TASK REQUIREMENTS:
Write out the records below once more, exactly as they stand.
======== DATASET EXTRACT
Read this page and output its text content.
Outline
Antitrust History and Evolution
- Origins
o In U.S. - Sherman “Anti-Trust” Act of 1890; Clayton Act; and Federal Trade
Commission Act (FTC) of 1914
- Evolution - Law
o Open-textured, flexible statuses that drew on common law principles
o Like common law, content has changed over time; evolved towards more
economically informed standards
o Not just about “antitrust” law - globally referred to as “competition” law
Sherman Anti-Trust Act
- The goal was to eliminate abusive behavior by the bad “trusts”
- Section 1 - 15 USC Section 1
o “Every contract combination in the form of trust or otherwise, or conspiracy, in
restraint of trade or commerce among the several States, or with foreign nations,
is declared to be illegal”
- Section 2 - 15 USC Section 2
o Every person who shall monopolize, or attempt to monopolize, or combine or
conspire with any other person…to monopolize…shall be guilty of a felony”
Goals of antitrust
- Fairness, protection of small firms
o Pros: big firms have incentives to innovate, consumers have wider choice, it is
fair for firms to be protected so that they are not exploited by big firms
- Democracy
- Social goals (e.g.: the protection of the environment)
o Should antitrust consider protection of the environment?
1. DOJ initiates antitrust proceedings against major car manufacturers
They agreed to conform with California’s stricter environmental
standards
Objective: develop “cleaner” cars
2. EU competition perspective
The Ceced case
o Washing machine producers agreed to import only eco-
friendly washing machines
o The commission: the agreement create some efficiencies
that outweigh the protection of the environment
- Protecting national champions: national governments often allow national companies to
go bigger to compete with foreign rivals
================
SOLUTION TO THIS PROBLEM:
Read this page and output its text content.
Outline
Antitrust History and Evolution
- Origins
o In U.S. - Sherman “Anti-Trust” Act of 1890; Clayton Act; and Federal Trade
Commission Act (FTC) of 1914
- Evolution - Law
o Open-textured, flexible statuses that drew on common law principles
o Like common law, content has changed over time; evolved towards more
economically informed standards
o Not just about “antitrust” law - globally referred to as “competition” law
Sherman Anti-Trust Act
- The goal was to eliminate abusive behavior by the bad “trusts”
- Section 1 - 15 USC Section 1
o “Every contract combination in the form of trust or otherwise, or conspiracy, in
restraint of trade or commerce among the several States, or with foreign nations,
is declared to be illegal”
- Section 2 - 15 USC Section 2
o Every person who shall monopolize, or attempt to monopolize, or combine or
conspire with any other person…to monopolize…shall be guilty of a felony”
Goals of antitrust
- Fairness, protection of small firms
o Pros: big firms have incentives to innovate, consumers have wider choice, it is
fair for firms to be protected so that they are not exploited by big firms
- Democracy
- Social goals (e.g.: the protection of the environment)
o Should antitrust consider protection of the environment?
1. DOJ initiates antitrust proceedings against major car manufacturers
They agreed to conform with California’s stricter environmental
standards
Objective: develop “cleaner” cars
2. EU competition perspective
The Ceced case
o Washing machine producers agreed to import only eco-
friendly washing machines
o The commission: the agreement create some efficiencies
that outweigh the protection of the environment
- Protecting national champions: national governments often allow national companies to
go bigger to compete with foreign rivals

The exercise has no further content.